**Exercise goal**
State only the number of lines that contain the string "thermometer".

>> start

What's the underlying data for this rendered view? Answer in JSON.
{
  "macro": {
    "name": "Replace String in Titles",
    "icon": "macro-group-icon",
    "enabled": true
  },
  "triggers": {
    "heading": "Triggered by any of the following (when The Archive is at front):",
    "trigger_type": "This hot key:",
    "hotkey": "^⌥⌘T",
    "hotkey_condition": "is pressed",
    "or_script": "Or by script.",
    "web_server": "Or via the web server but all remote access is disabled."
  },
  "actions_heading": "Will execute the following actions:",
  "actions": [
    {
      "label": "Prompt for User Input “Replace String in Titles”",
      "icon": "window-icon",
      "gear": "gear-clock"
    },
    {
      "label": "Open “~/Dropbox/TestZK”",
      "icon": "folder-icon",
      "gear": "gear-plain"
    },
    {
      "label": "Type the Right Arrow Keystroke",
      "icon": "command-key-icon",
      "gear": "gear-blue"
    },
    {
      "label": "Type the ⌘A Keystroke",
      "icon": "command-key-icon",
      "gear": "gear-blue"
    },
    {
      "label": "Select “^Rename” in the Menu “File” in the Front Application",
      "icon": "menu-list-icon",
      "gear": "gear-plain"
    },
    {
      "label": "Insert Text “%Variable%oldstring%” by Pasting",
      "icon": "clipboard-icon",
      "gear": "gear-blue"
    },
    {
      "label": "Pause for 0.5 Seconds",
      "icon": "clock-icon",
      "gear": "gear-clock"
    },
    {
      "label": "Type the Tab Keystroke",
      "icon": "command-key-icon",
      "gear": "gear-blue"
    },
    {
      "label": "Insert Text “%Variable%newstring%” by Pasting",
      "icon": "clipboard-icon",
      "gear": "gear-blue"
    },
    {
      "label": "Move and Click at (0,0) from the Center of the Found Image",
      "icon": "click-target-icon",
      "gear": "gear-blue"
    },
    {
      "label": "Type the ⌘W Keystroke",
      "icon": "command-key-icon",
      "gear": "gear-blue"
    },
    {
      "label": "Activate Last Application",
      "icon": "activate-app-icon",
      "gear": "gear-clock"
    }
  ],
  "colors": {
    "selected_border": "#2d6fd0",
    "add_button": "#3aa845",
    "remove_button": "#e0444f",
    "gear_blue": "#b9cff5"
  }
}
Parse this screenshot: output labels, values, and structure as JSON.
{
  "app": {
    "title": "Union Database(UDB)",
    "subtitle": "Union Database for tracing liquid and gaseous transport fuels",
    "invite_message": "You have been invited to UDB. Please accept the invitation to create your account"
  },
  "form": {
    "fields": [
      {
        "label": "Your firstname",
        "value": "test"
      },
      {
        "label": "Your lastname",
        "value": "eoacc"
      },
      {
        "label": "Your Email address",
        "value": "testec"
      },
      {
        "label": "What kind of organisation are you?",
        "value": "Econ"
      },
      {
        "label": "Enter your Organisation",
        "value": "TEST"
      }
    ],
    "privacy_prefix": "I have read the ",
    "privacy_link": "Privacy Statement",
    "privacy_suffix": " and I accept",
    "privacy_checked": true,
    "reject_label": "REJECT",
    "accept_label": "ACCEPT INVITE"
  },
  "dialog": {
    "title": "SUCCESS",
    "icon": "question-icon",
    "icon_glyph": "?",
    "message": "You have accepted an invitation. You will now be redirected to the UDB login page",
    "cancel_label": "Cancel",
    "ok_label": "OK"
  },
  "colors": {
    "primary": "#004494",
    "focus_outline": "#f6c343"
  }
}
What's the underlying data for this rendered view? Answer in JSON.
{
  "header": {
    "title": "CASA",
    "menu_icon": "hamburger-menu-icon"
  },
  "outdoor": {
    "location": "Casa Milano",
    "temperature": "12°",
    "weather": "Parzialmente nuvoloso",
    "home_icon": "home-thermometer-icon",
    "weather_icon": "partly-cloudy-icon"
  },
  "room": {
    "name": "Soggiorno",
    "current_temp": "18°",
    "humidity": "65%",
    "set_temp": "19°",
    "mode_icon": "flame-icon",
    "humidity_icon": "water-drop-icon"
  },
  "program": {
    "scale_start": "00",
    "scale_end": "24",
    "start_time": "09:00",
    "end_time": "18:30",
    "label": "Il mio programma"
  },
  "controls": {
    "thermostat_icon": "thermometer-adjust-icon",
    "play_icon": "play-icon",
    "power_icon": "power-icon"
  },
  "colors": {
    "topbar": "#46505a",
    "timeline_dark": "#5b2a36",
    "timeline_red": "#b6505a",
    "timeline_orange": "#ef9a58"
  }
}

>> end

**The reply**
2